▶ **WRITTEN REQUEST**:
Where does the string "girl" appear in the records? Copy every line that contains it.

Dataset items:

# # # # # # #

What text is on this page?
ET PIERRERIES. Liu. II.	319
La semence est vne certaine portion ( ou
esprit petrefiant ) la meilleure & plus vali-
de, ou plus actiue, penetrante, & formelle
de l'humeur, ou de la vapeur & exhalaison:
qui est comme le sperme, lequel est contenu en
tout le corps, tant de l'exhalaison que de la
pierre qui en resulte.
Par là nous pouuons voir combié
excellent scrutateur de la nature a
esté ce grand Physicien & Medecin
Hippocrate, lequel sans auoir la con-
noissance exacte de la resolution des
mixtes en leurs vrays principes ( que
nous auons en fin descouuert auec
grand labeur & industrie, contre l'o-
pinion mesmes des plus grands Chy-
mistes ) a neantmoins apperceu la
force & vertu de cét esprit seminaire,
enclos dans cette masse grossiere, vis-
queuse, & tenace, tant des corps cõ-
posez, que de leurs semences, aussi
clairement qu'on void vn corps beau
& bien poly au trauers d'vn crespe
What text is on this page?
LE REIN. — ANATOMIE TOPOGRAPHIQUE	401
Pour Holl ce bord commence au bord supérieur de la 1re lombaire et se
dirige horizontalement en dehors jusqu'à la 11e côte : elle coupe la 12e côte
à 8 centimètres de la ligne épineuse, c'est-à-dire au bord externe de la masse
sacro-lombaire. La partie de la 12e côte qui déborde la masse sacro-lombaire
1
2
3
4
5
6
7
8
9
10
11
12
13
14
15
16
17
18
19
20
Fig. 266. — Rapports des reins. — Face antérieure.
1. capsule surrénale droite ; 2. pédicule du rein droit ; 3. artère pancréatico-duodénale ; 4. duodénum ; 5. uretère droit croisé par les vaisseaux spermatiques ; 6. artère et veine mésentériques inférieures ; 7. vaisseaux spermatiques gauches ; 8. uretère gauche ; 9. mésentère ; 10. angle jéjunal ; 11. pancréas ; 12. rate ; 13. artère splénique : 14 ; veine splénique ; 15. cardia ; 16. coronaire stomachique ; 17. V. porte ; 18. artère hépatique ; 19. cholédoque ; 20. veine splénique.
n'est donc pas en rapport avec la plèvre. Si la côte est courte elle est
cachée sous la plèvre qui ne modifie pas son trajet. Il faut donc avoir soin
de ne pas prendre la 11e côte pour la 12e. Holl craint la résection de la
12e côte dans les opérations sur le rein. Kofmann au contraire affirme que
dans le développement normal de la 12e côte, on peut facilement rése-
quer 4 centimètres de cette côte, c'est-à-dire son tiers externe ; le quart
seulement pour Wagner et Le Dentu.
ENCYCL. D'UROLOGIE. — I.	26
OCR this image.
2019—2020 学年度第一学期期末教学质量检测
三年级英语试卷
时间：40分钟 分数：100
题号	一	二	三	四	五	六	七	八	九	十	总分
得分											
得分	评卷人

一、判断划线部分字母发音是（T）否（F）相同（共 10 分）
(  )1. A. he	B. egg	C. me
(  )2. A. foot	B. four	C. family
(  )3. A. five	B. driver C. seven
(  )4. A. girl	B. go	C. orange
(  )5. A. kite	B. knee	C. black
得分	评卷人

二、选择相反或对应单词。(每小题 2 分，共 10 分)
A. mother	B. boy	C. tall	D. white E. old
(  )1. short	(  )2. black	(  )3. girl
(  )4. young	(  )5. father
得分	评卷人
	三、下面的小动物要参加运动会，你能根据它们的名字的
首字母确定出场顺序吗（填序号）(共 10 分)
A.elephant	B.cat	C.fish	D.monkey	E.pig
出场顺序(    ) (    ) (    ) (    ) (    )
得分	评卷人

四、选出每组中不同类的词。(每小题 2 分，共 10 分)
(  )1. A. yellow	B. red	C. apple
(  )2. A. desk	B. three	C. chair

# # # # # # #

▶ **RESPONSE**:
(  )4. A. girl	B. go	C. orange
(  )1. short	(  )2. black	(  )3. girl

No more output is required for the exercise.